▶ MATERIAL TO PROCESS
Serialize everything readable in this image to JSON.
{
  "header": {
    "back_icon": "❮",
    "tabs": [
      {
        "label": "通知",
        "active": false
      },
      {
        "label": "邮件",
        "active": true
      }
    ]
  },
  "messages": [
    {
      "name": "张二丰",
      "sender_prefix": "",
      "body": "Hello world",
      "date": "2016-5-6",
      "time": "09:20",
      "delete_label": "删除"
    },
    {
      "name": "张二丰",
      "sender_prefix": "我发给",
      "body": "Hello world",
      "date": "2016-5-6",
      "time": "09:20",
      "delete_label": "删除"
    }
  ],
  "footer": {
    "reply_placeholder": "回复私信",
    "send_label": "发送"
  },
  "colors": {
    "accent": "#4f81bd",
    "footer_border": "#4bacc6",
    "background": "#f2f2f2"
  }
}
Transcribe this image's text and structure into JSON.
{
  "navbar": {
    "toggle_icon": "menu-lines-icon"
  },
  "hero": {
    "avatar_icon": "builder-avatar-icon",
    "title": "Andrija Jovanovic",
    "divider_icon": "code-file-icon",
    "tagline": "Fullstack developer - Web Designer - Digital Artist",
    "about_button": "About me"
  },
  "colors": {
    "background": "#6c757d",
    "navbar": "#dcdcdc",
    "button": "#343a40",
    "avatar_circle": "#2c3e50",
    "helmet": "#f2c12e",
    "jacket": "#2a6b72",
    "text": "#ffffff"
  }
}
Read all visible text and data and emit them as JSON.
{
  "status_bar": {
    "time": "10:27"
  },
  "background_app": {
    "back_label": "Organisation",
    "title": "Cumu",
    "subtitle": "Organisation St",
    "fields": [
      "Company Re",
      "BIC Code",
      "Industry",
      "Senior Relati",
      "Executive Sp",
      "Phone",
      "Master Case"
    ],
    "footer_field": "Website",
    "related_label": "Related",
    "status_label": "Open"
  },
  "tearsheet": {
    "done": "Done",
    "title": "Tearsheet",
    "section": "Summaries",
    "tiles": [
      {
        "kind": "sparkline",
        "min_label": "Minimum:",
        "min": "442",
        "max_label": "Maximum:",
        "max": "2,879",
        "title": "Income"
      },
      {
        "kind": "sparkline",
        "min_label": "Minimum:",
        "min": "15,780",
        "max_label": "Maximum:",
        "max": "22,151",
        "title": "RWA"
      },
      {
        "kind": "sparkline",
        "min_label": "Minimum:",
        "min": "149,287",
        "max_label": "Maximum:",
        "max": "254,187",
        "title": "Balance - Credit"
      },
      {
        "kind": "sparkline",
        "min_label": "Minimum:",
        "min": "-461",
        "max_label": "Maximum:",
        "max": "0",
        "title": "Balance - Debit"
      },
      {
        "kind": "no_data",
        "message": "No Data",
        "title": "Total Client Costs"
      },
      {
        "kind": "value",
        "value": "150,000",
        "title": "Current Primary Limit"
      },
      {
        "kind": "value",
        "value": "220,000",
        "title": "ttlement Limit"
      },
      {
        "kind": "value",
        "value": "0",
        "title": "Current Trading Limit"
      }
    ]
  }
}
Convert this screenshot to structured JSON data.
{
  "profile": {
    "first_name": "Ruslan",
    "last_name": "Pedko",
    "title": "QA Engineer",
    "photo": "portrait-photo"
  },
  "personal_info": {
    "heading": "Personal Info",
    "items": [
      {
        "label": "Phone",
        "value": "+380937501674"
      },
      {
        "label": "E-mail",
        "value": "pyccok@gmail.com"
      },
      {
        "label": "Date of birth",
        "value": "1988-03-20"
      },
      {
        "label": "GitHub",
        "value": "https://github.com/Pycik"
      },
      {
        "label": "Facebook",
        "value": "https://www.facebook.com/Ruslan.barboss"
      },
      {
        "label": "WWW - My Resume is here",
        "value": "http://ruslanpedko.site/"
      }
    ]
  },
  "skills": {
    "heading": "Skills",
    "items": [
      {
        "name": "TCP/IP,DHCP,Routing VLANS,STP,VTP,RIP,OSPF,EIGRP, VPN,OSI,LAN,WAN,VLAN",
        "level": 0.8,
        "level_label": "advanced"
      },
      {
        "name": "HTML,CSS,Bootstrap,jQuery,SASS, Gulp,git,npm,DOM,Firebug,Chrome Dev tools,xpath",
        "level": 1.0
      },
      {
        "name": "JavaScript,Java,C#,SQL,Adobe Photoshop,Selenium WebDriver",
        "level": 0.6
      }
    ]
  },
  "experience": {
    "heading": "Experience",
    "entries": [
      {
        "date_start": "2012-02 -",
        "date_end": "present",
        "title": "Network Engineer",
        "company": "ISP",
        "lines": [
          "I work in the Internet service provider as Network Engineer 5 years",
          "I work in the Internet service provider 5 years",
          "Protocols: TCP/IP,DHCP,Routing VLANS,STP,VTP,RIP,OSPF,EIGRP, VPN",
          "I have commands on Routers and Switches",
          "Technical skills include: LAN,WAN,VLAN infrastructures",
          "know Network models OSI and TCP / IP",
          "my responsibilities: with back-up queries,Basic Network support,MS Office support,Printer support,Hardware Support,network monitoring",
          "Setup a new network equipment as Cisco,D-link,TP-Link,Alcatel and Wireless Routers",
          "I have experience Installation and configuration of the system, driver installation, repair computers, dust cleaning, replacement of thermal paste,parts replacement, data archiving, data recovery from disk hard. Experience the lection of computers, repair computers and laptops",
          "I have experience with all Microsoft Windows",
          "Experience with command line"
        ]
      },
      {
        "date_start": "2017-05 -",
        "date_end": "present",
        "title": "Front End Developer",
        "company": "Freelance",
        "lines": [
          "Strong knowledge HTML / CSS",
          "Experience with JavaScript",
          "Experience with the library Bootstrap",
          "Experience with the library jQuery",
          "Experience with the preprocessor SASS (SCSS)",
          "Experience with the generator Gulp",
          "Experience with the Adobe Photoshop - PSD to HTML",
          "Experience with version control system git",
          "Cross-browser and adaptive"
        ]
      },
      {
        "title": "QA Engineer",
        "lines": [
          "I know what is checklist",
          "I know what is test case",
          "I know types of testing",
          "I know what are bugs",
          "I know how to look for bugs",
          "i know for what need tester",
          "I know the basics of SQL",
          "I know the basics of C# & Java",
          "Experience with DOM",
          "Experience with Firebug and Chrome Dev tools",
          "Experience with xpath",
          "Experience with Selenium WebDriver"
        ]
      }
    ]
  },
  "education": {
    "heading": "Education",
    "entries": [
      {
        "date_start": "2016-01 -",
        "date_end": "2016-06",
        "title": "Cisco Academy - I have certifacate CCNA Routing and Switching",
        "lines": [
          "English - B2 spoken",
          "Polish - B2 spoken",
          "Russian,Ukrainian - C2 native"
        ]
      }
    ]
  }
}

▶ WHAT YOU SHOULD DO
Copy the material above verbatim.

▶ OUTPUT FOR THIS TASK
Serialize everything readable in this image to JSON.
{
  "header": {
    "back_icon": "❮",
    "tabs": [
      {
        "label": "通知",
        "active": false
      },
      {
        "label": "邮件",
        "active": true
      }
    ]
  },
  "messages": [
    {
      "name": "张二丰",
      "sender_prefix": "",
      "body": "Hello world",
      "date": "2016-5-6",
      "time": "09:20",
      "delete_label": "删除"
    },
    {
      "name": "张二丰",
      "sender_prefix": "我发给",
      "body": "Hello world",
      "date": "2016-5-6",
      "time": "09:20",
      "delete_label": "删除"
    }
  ],
  "footer": {
    "reply_placeholder": "回复私信",
    "send_label": "发送"
  },
  "colors": {
    "accent": "#4f81bd",
    "footer_border": "#4bacc6",
    "background": "#f2f2f2"
  }
}
Transcribe this image's text and structure into JSON.
{
  "navbar": {
    "toggle_icon": "menu-lines-icon"
  },
  "hero": {
    "avatar_icon": "builder-avatar-icon",
    "title": "Andrija Jovanovic",
    "divider_icon": "code-file-icon",
    "tagline": "Fullstack developer - Web Designer - Digital Artist",
    "about_button": "About me"
  },
  "colors": {
    "background": "#6c757d",
    "navbar": "#dcdcdc",
    "button": "#343a40",
    "avatar_circle": "#2c3e50",
    "helmet": "#f2c12e",
    "jacket": "#2a6b72",
    "text": "#ffffff"
  }
}
Read all visible text and data and emit them as JSON.
{
  "status_bar": {
    "time": "10:27"
  },
  "background_app": {
    "back_label": "Organisation",
    "title": "Cumu",
    "subtitle": "Organisation St",
    "fields": [
      "Company Re",
      "BIC Code",
      "Industry",
      "Senior Relati",
      "Executive Sp",
      "Phone",
      "Master Case"
    ],
    "footer_field": "Website",
    "related_label": "Related",
    "status_label": "Open"
  },
  "tearsheet": {
    "done": "Done",
    "title": "Tearsheet",
    "section": "Summaries",
    "tiles": [
      {
        "kind": "sparkline",
        "min_label": "Minimum:",
        "min": "442",
        "max_label": "Maximum:",
        "max": "2,879",
        "title": "Income"
      },
      {
        "kind": "sparkline",
        "min_label": "Minimum:",
        "min": "15,780",
        "max_label": "Maximum:",
        "max": "22,151",
        "title": "RWA"
      },
      {
        "kind": "sparkline",
        "min_label": "Minimum:",
        "min": "149,287",
        "max_label": "Maximum:",
        "max": "254,187",
        "title": "Balance - Credit"
      },
      {
        "kind": "sparkline",
        "min_label": "Minimum:",
        "min": "-461",
        "max_label": "Maximum:",
        "max": "0",
        "title": "Balance - Debit"
      },
      {
        "kind": "no_data",
        "message": "No Data",
        "title": "Total Client Costs"
      },
      {
        "kind": "value",
        "value": "150,000",
        "title": "Current Primary Limit"
      },
      {
        "kind": "value",
        "value": "220,000",
        "title": "ttlement Limit"
      },
      {
        "kind": "value",
        "value": "0",
        "title": "Current Trading Limit"
      }
    ]
  }
}
Convert this screenshot to structured JSON data.
{
  "profile": {
    "first_name": "Ruslan",
    "last_name": "Pedko",
    "title": "QA Engineer",
    "photo": "portrait-photo"
  },
  "personal_info": {
    "heading": "Personal Info",
    "items": [
      {
        "label": "Phone",
        "value": "+380937501674"
      },
      {
        "label": "E-mail",
        "value": "pyccok@gmail.com"
      },
      {
        "label": "Date of birth",
        "value": "1988-03-20"
      },
      {
        "label": "GitHub",
        "value": "https://github.com/Pycik"
      },
      {
        "label": "Facebook",
        "value": "https://www.facebook.com/Ruslan.barboss"
      },
      {
        "label": "WWW - My Resume is here",
        "value": "http://ruslanpedko.site/"
      }
    ]
  },
  "skills": {
    "heading": "Skills",
    "items": [
      {
        "name": "TCP/IP,DHCP,Routing VLANS,STP,VTP,RIP,OSPF,EIGRP, VPN,OSI,LAN,WAN,VLAN",
        "level": 0.8,
        "level_label": "advanced"
      },
      {
        "name": "HTML,CSS,Bootstrap,jQuery,SASS, Gulp,git,npm,DOM,Firebug,Chrome Dev tools,xpath",
        "level": 1.0
      },
      {
        "name": "JavaScript,Java,C#,SQL,Adobe Photoshop,Selenium WebDriver",
        "level": 0.6
      }
    ]
  },
  "experience": {
    "heading": "Experience",
    "entries": [
      {
        "date_start": "2012-02 -",
        "date_end": "present",
        "title": "Network Engineer",
        "company": "ISP",
        "lines": [
          "I work in the Internet service provider as Network Engineer 5 years",
          "I work in the Internet service provider 5 years",
          "Protocols: TCP/IP,DHCP,Routing VLANS,STP,VTP,RIP,OSPF,EIGRP, VPN",
          "I have commands on Routers and Switches",
          "Technical skills include: LAN,WAN,VLAN infrastructures",
          "know Network models OSI and TCP / IP",
          "my responsibilities: with back-up queries,Basic Network support,MS Office support,Printer support,Hardware Support,network monitoring",
          "Setup a new network equipment as Cisco,D-link,TP-Link,Alcatel and Wireless Routers",
          "I have experience Installation and configuration of the system, driver installation, repair computers, dust cleaning, replacement of thermal paste,parts replacement, data archiving, data recovery from disk hard. Experience the lection of computers, repair computers and laptops",
          "I have experience with all Microsoft Windows",
          "Experience with command line"
        ]
      },
      {
        "date_start": "2017-05 -",
        "date_end": "present",
        "title": "Front End Developer",
        "company": "Freelance",
        "lines": [
          "Strong knowledge HTML / CSS",
          "Experience with JavaScript",
          "Experience with the library Bootstrap",
          "Experience with the library jQuery",
          "Experience with the preprocessor SASS (SCSS)",
          "Experience with the generator Gulp",
          "Experience with the Adobe Photoshop - PSD to HTML",
          "Experience with version control system git",
          "Cross-browser and adaptive"
        ]
      },
      {
        "title": "QA Engineer",
        "lines": [
          "I know what is checklist",
          "I know what is test case",
          "I know types of testing",
          "I know what are bugs",
          "I know how to look for bugs",
          "i know for what need tester",
          "I know the basics of SQL",
          "I know the basics of C# & Java",
          "Experience with DOM",
          "Experience with Firebug and Chrome Dev tools",
          "Experience with xpath",
          "Experience with Selenium WebDriver"
        ]
      }
    ]
  },
  "education": {
    "heading": "Education",
    "entries": [
      {
        "date_start": "2016-01 -",
        "date_end": "2016-06",
        "title": "Cisco Academy - I have certifacate CCNA Routing and Switching",
        "lines": [
          "English - B2 spoken",
          "Polish - B2 spoken",
          "Russian,Ukrainian - C2 native"
        ]
      }
    ]
  }
}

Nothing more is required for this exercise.